Set the listing down again exactly, please, apart from its pictures.

:::

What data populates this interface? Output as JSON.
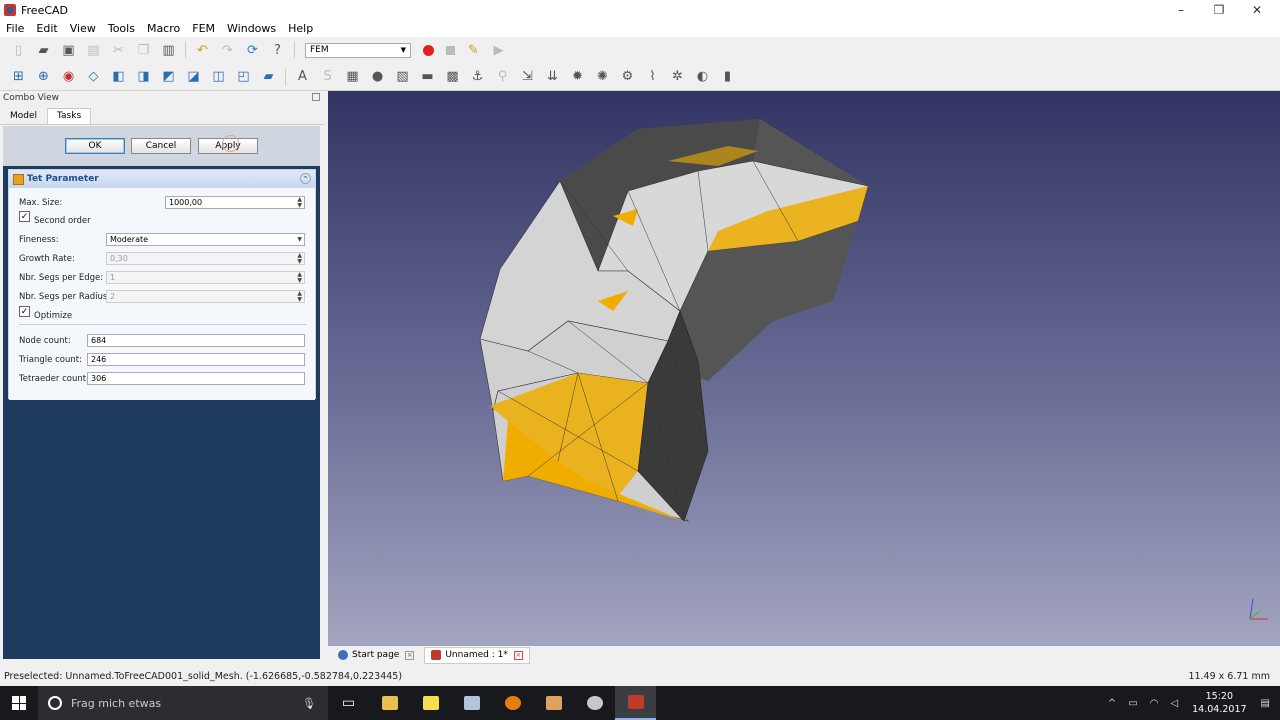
{
  "window": {
    "title": "FreeCAD"
  },
  "menu": [
    "File",
    "Edit",
    "View",
    "Tools",
    "Macro",
    "FEM",
    "Windows",
    "Help"
  ],
  "workbench": "FEM",
  "combo": {
    "header": "Combo View",
    "tabs": [
      "Model",
      "Tasks"
    ]
  },
  "task": {
    "ok": "OK",
    "cancel": "Cancel",
    "apply": "Apply",
    "panel_title": "Tet Parameter",
    "max_size_label": "Max. Size:",
    "max_size_value": "1000,00",
    "second_order_label": "Second order",
    "fineness_label": "Fineness:",
    "fineness_value": "Moderate",
    "growth_label": "Growth Rate:",
    "growth_value": "0,30",
    "segs_edge_label": "Nbr. Segs per Edge:",
    "segs_edge_value": "1",
    "segs_radius_label": "Nbr. Segs per Radius:",
    "segs_radius_value": "2",
    "optimize_label": "Optimize",
    "node_label": "Node count:",
    "node_value": "684",
    "triangle_label": "Triangle count:",
    "triangle_value": "246",
    "tet_label": "Tetraeder count:",
    "tet_value": "306"
  },
  "doctabs": [
    "Start page",
    "Unnamed : 1*"
  ],
  "status": {
    "preselected": "Preselected: Unnamed.ToFreeCAD001_solid_Mesh. (-1.626685,-0.582784,0.223445)",
    "dimensions": "11.49 x 6.71 mm"
  },
  "taskbar": {
    "search_placeholder": "Frag mich etwas",
    "time": "15:20",
    "date": "14.04.2017"
  },
  "colors": {
    "mesh_gray": "#d6d6d6",
    "mesh_orange": "#f0ad00",
    "mesh_dark": "#3a3a3a",
    "view_top": "#323463",
    "view_bottom": "#a3a5c0"
  }
}
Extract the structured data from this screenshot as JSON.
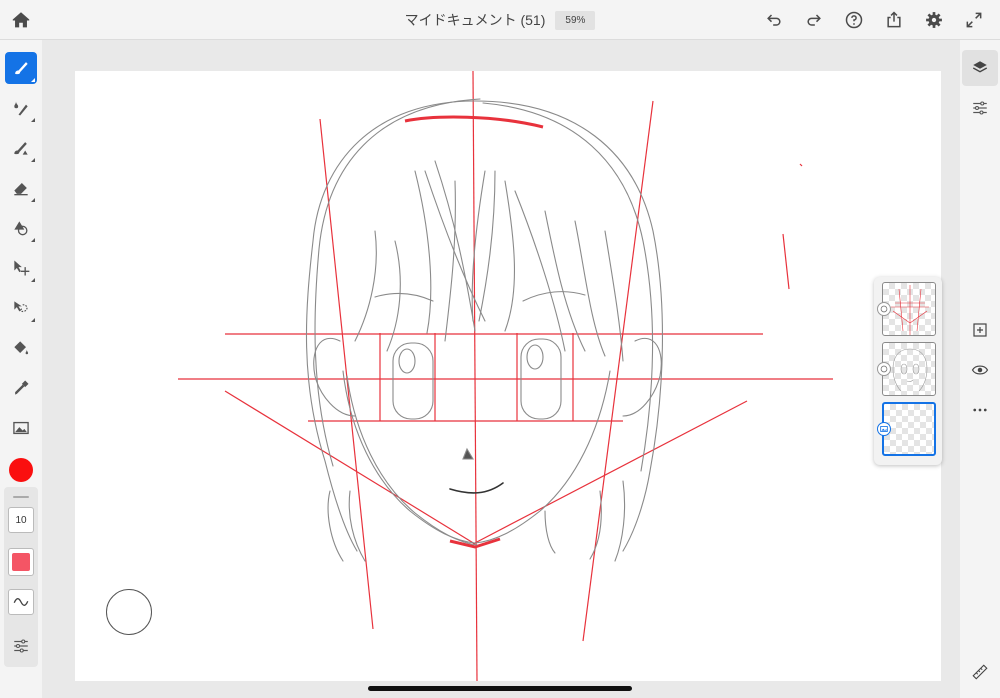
{
  "app": {
    "title": "マイドキュメント (51)",
    "zoom": "59%"
  },
  "toolbar_top": {
    "icons": [
      "home-icon",
      "undo-icon",
      "redo-icon",
      "help-icon",
      "share-icon",
      "settings-icon",
      "fullscreen-icon"
    ]
  },
  "tools": {
    "items": [
      "paint-brush-tool",
      "pixel-brush-tool",
      "vector-brush-tool",
      "eraser-tool",
      "shape-tool",
      "transform-tool",
      "selection-tool",
      "fill-tool",
      "eyedropper-tool",
      "image-tool"
    ],
    "active": "paint-brush-tool",
    "color": "#fa0f0f",
    "brush_size": "10",
    "opacity_color": "#f45565"
  },
  "right_rail": {
    "icons": [
      "layers-icon",
      "layer-properties-icon",
      "add-layer-icon",
      "visibility-icon",
      "more-icon",
      "ruler-icon"
    ]
  },
  "layers": {
    "count": 3,
    "selected_index": 2,
    "items": [
      "guide-lines-layer",
      "sketch-layer",
      "empty-layer"
    ]
  },
  "colors": {
    "accent": "#1473e6",
    "guide": "#e8323c",
    "sketch": "#7a7a7a"
  }
}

:::

- The solution -
What data populates this interface? Output as JSON.
{
  "window": {
    "title": "FreeCAD"
  },
  "menu": [
    "File",
    "Edit",
    "View",
    "Tools",
    "Macro",
    "FEM",
    "Windows",
    "Help"
  ],
  "workbench": "FEM",
  "combo": {
    "header": "Combo View",
    "tabs": [
      "Model",
      "Tasks"
    ]
  },
  "task": {
    "ok": "OK",
    "cancel": "Cancel",
    "apply": "Apply",
    "panel_title": "Tet Parameter",
    "max_size_label": "Max. Size:",
    "max_size_value": "1000,00",
    "second_order_label": "Second order",
    "fineness_label": "Fineness:",
    "fineness_value": "Moderate",
    "growth_label": "Growth Rate:",
    "growth_value": "0,30",
    "segs_edge_label": "Nbr. Segs per Edge:",
    "segs_edge_value": "1",
    "segs_radius_label": "Nbr. Segs per Radius:",
    "segs_radius_value": "2",
    "optimize_label": "Optimize",
    "node_label": "Node count:",
    "node_value": "684",
    "triangle_label": "Triangle count:",
    "triangle_value": "246",
    "tet_label": "Tetraeder count:",
    "tet_value": "306"
  },
  "doctabs": [
    "Start page",
    "Unnamed : 1*"
  ],
  "status": {
    "preselected": "Preselected: Unnamed.ToFreeCAD001_solid_Mesh. (-1.626685,-0.582784,0.223445)",
    "dimensions": "11.49 x 6.71 mm"
  },
  "taskbar": {
    "search_placeholder": "Frag mich etwas",
    "time": "15:20",
    "date": "14.04.2017"
  },
  "colors": {
    "mesh_gray": "#d6d6d6",
    "mesh_orange": "#f0ad00",
    "mesh_dark": "#3a3a3a",
    "view_top": "#323463",
    "view_bottom": "#a3a5c0"
  }
}
Extract the structured data from this screenshot as JSON.
{
  "app": {
    "title": "マイドキュメント (51)",
    "zoom": "59%"
  },
  "toolbar_top": {
    "icons": [
      "home-icon",
      "undo-icon",
      "redo-icon",
      "help-icon",
      "share-icon",
      "settings-icon",
      "fullscreen-icon"
    ]
  },
  "tools": {
    "items": [
      "paint-brush-tool",
      "pixel-brush-tool",
      "vector-brush-tool",
      "eraser-tool",
      "shape-tool",
      "transform-tool",
      "selection-tool",
      "fill-tool",
      "eyedropper-tool",
      "image-tool"
    ],
    "active": "paint-brush-tool",
    "color": "#fa0f0f",
    "brush_size": "10",
    "opacity_color": "#f45565"
  },
  "right_rail": {
    "icons": [
      "layers-icon",
      "layer-properties-icon",
      "add-layer-icon",
      "visibility-icon",
      "more-icon",
      "ruler-icon"
    ]
  },
  "layers": {
    "count": 3,
    "selected_index": 2,
    "items": [
      "guide-lines-layer",
      "sketch-layer",
      "empty-layer"
    ]
  },
  "colors": {
    "accent": "#1473e6",
    "guide": "#e8323c",
    "sketch": "#7a7a7a"
  }
}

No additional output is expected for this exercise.